## BEGIN SELECTED EXTRACT
The internet, for example, has provided access to a vast amount of data, that is also in constant growth. In other words, nowadays it is possible to continuously search and gather data, such that databases no longer need to be static entities. The fact that we can keep adding to a database has fostered novel methods for gathering, sorting and representing data that are in constant change. Also relevant are the kinds of content that this factor alone has opened up for examination, such as human interactions both in the physical and virtual worlds. The accessibility to large data sets has propelled the development of tools and methods aimed at managing, manipulating and analysing structured and unstructured data. If in the past it was possible to manually structure and visualize data in the form of information graphics, nowadays computation methods are intrinsic to how we deal with large volumes of data aimed both at examination and communication purposes. The term Big Data well expresses the state of the field and the challenges ahead of us.
## END SELECTED EXTRACT
## BEGIN DATA SUPPLIED
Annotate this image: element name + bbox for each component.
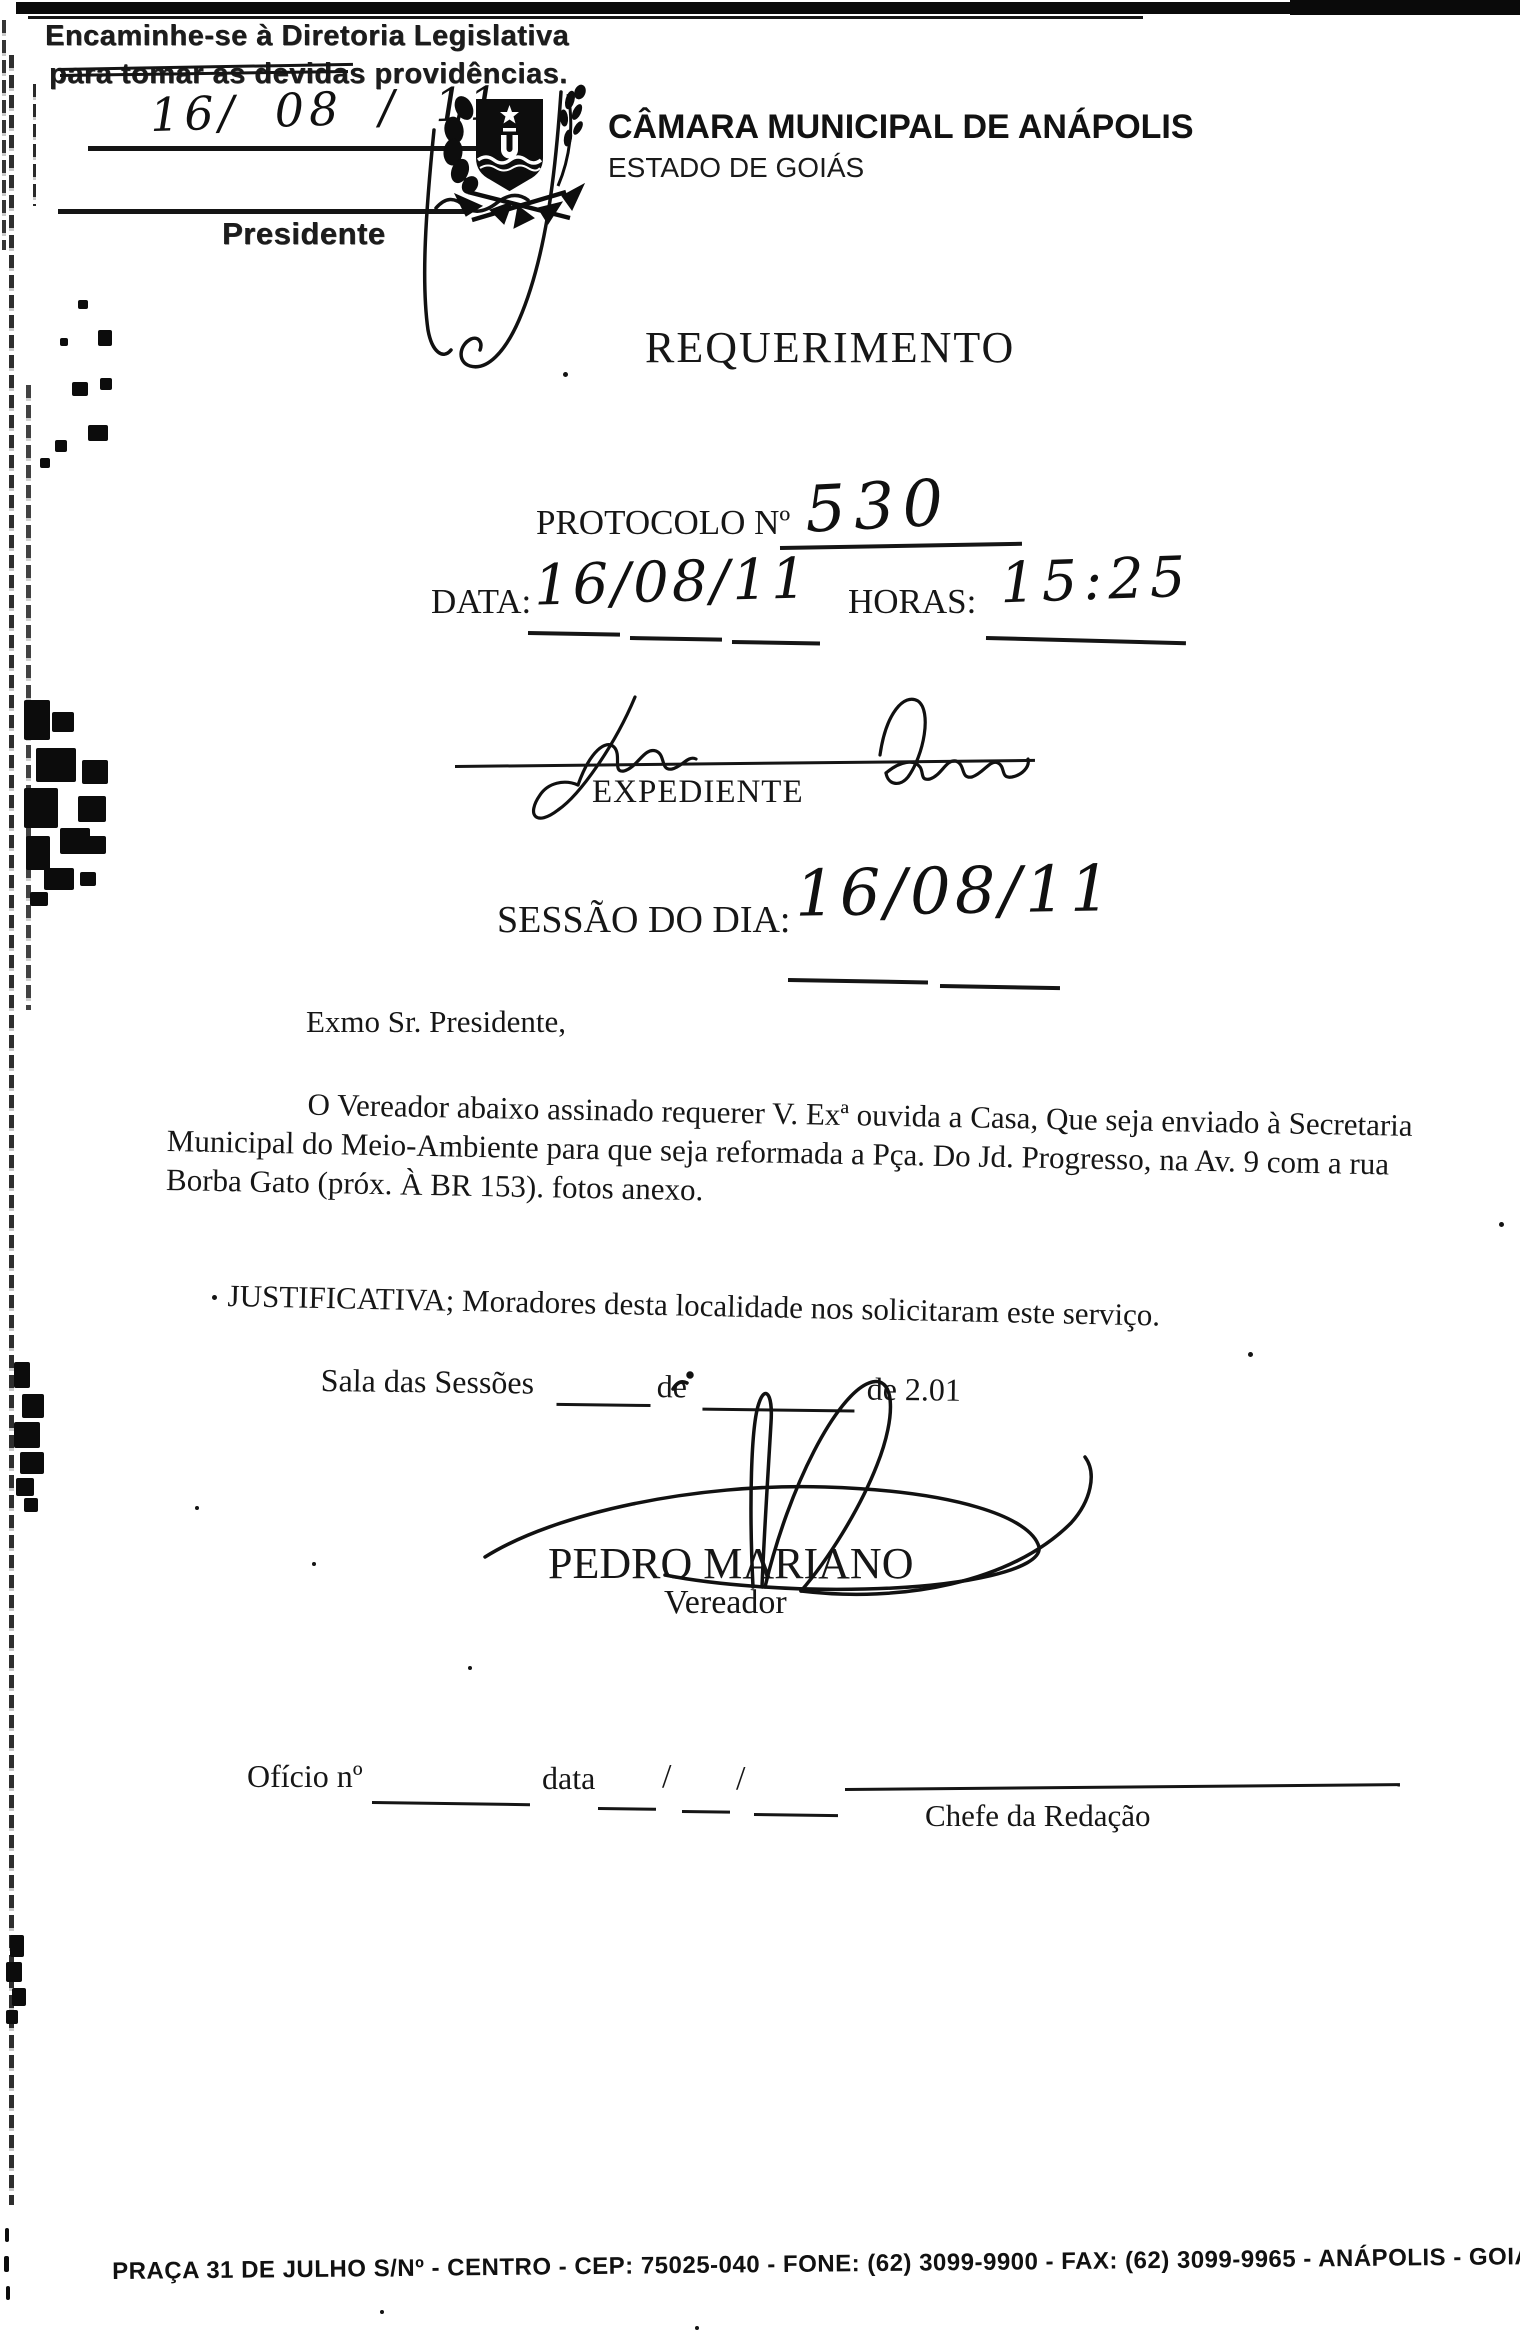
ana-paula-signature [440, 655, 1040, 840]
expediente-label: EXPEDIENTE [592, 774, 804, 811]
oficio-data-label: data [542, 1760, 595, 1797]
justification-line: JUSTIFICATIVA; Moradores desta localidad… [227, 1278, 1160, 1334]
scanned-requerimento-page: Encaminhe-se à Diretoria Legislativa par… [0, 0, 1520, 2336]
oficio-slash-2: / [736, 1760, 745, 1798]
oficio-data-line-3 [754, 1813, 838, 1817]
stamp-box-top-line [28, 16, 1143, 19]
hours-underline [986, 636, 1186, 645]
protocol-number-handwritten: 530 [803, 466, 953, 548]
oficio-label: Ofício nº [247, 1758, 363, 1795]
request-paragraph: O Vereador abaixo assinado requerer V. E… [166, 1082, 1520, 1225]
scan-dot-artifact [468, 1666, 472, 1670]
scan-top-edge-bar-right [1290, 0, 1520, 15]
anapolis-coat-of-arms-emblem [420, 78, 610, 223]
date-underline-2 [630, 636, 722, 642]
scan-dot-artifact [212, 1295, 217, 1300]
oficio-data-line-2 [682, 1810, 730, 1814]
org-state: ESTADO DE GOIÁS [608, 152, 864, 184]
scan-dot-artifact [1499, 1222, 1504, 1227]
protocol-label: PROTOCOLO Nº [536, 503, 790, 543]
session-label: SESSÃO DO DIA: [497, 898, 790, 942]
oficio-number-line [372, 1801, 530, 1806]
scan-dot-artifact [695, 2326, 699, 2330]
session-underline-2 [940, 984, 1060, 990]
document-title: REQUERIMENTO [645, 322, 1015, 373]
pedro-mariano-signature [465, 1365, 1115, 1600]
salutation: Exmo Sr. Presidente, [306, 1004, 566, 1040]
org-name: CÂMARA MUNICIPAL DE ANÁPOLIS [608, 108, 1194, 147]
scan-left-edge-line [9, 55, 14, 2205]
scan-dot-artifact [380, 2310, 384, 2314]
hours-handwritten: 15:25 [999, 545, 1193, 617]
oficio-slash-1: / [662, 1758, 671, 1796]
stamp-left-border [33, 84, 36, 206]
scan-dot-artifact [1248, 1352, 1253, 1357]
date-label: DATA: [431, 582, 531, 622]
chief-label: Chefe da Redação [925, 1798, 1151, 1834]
## END DATA SUPPLIED
## WHAT YOU WILL DO
1. Answer these from the excerpt on Big Data:
(a) What has the internet provided access to?
(b) What three things are the tools and methods for structured and unstructured data aimed at doing?
(c) Which term is said to well express the state of the field?
2. Set out as a numbered list the rows starting with the line containing "ana-paula-signature [440, 655, 1040, 840]" and going on through the line containing "oficio-label: Ofício nº".

## RESPONSES TO THE EXERCISE
1.
(a) A vast amount of data that is also in constant growth.
(b) Managing, manipulating and analysing that data.
(c) Big Data.

2.
1. ana-paula-signature [440, 655, 1040, 840]
2. expediente-label: EXPEDIENTE [592, 774, 804, 811]
3. oficio-data-label: data [542, 1760, 595, 1797]
4. justification-line: JUSTIFICATIVA; Moradores desta localidad… [227, 1278, 1160, 1334]
5. scanned-requerimento-page: Encaminhe-se à Diretoria Legislativa par… [0, 0, 1520, 2336]
6. oficio-slash-2: / [736, 1760, 745, 1798]
7. oficio-data-line-3 [754, 1813, 838, 1817]
8. stamp-box-top-line [28, 16, 1143, 19]
9. hours-underline [986, 636, 1186, 645]
10. protocol-number-handwritten: 530 [803, 466, 953, 548]
11. oficio-label: Ofício nº [247, 1758, 363, 1795]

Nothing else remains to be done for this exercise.